Data extract:
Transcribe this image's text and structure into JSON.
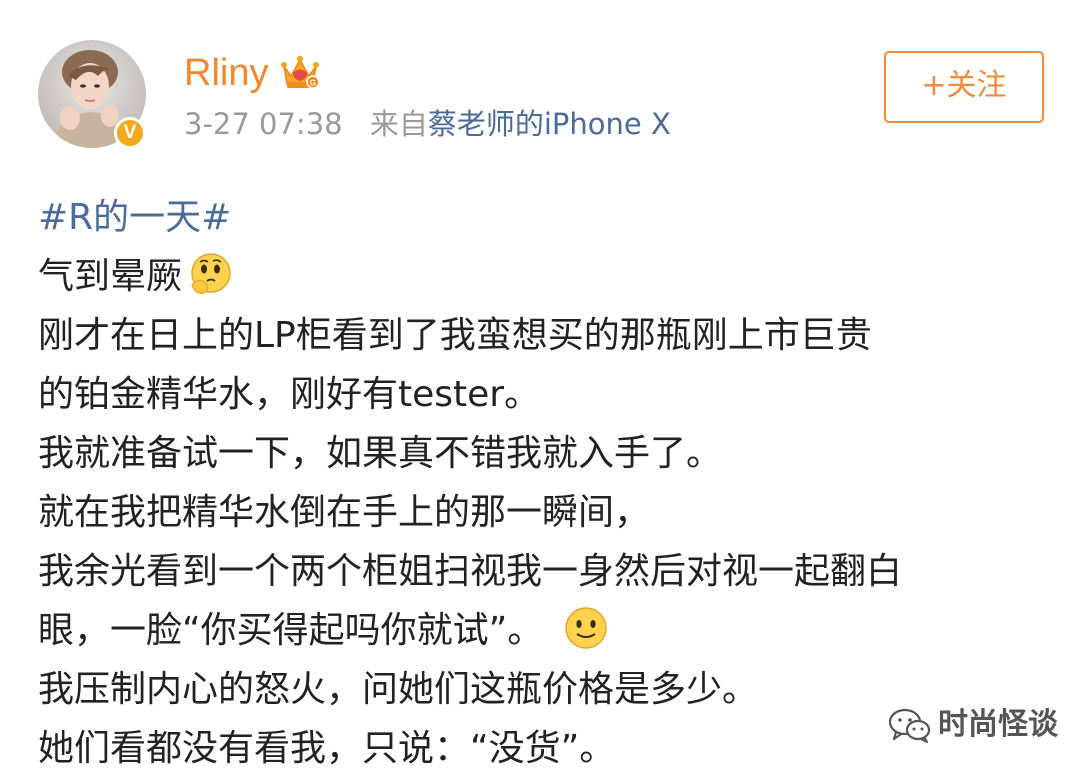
{
  "post": {
    "author": {
      "name": "Rliny",
      "badge_icon": "crown-icon",
      "verified_mark": "V",
      "avatar_icon": "avatar-photo"
    },
    "timestamp": "3-27 07:38",
    "source_prefix": "来自",
    "source_device": "蔡老师的iPhone X",
    "follow_label": "+关注",
    "hashtag": "#R的一天#",
    "lines": [
      "气到晕厥",
      "刚才在日上的LP柜看到了我蛮想买的那瓶刚上市巨贵",
      "的铂金精华水，刚好有tester。",
      "我就准备试一下，如果真不错我就入手了。",
      "就在我把精华水倒在手上的那一瞬间，",
      "我余光看到一个两个柜姐扫视我一身然后对视一起翻白",
      "眼，一脸“你买得起吗你就试”。",
      "我压制内心的怒火，问她们这瓶价格是多少。",
      "她们看都没有看我，只说：“没货”。"
    ],
    "emojis": {
      "line1": "thinking-face-emoji",
      "line7": "smiling-face-emoji"
    }
  },
  "watermark": {
    "icon": "wechat-icon",
    "text": "时尚怪谈"
  },
  "colors": {
    "username": "#f4872f",
    "link": "#4c6b99",
    "follow_border": "#f08a3c",
    "meta_gray": "#9a9a9a",
    "verified": "#f3a91f"
  }
}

Task prompt: Identify every line above with the string "face" in it. Copy those lines.

Task answer:
      "line1": "thinking-face-emoji",
      "line7": "smiling-face-emoji"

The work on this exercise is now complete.